§ **Problem details**:
Look through the data for the string "sunset". Copy every line where it is found.

Data records:
____

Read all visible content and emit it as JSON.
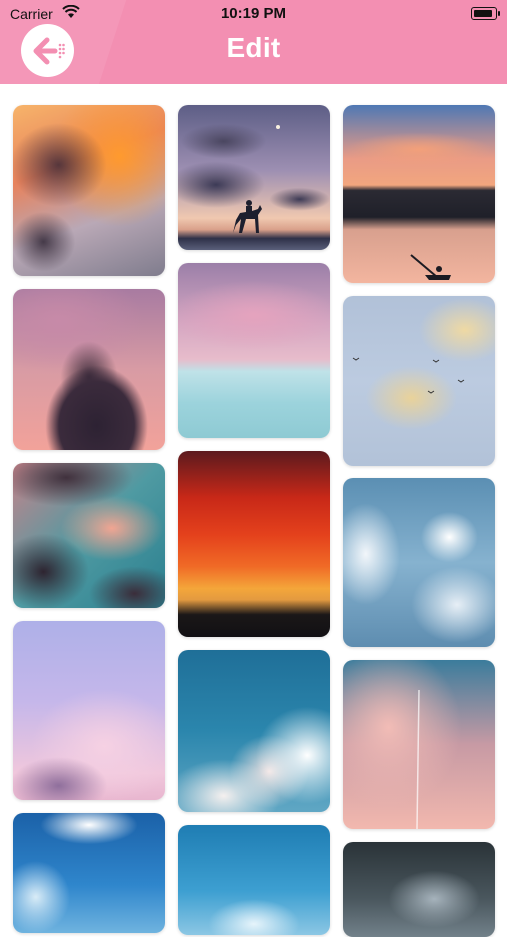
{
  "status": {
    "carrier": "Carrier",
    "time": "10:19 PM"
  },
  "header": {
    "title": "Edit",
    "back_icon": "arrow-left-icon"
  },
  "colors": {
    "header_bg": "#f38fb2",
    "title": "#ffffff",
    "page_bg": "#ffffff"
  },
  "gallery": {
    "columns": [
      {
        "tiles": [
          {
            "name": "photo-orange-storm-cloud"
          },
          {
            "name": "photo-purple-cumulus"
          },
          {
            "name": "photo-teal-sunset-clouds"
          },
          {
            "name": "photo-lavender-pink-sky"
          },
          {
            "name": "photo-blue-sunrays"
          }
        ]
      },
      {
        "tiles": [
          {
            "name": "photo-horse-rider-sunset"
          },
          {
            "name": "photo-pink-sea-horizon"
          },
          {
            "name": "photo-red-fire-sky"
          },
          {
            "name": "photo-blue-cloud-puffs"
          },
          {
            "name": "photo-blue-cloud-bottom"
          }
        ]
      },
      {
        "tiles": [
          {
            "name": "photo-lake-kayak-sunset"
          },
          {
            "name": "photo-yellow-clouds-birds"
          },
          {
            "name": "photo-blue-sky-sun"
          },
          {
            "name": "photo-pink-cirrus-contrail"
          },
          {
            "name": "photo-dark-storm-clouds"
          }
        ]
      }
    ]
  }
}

____

§ **Task answer**:
            "name": "photo-teal-sunset-clouds"
            "name": "photo-horse-rider-sunset"
            "name": "photo-lake-kayak-sunset"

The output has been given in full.